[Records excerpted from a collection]
┌────────

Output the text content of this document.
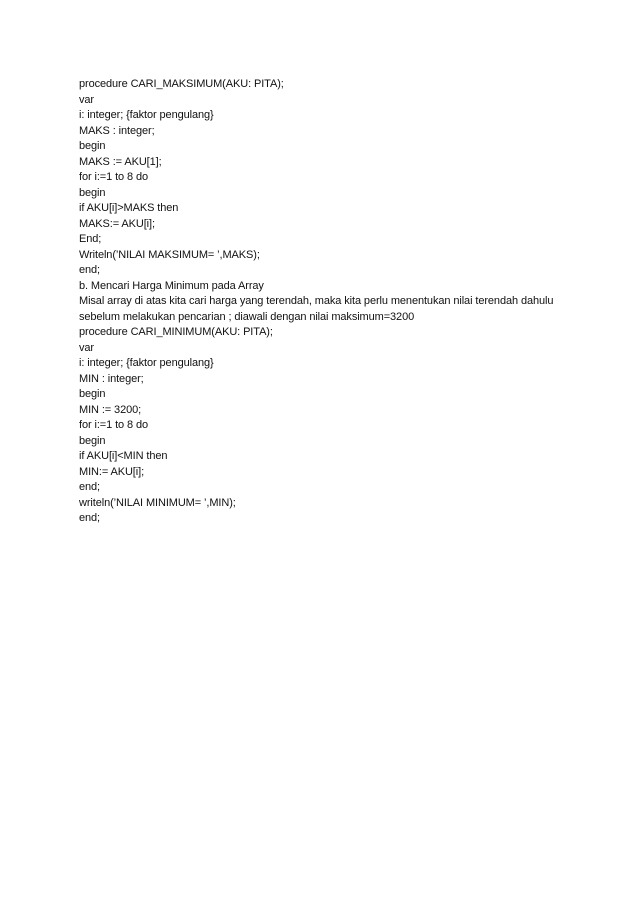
procedure CARI_MAKSIMUM(AKU: PITA);

var

i: integer; {faktor pengulang}

MAKS : integer;

begin

MAKS := AKU[1];

for i:=1 to 8 do

begin

if AKU[i]>MAKS then

MAKS:= AKU[i];

End;

Writeln(’NILAI MAKSIMUM= ’,MAKS);

end;

b. Mencari Harga Minimum pada Array

Misal array di atas kita cari harga yang terendah, maka kita perlu menentukan nilai terendah dahulu

sebelum melakukan pencarian ; diawali dengan nilai maksimum=3200

procedure CARI_MINIMUM(AKU: PITA);

var

i: integer; {faktor pengulang}

MIN : integer;

begin

MIN := 3200;

for i:=1 to 8 do

begin

if AKU[i]<MIN then

MIN:= AKU[i];

end;

writeln(’NILAI MINIMUM= ’,MIN);

end;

└────────

Goal of the exercise:
Quote the records in their entirety, keeping the wording exact and excluding pictures.

Task response:
Output the text content of this document.
procedure CARI_MAKSIMUM(AKU: PITA);

var

i: integer; {faktor pengulang}

MAKS : integer;

begin

MAKS := AKU[1];

for i:=1 to 8 do

begin

if AKU[i]>MAKS then

MAKS:= AKU[i];

End;

Writeln(’NILAI MAKSIMUM= ’,MAKS);

end;

b. Mencari Harga Minimum pada Array

Misal array di atas kita cari harga yang terendah, maka kita perlu menentukan nilai terendah dahulu

sebelum melakukan pencarian ; diawali dengan nilai maksimum=3200

procedure CARI_MINIMUM(AKU: PITA);

var

i: integer; {faktor pengulang}

MIN : integer;

begin

MIN := 3200;

for i:=1 to 8 do

begin

if AKU[i]<MIN then

MIN:= AKU[i];

end;

writeln(’NILAI MINIMUM= ’,MIN);

end;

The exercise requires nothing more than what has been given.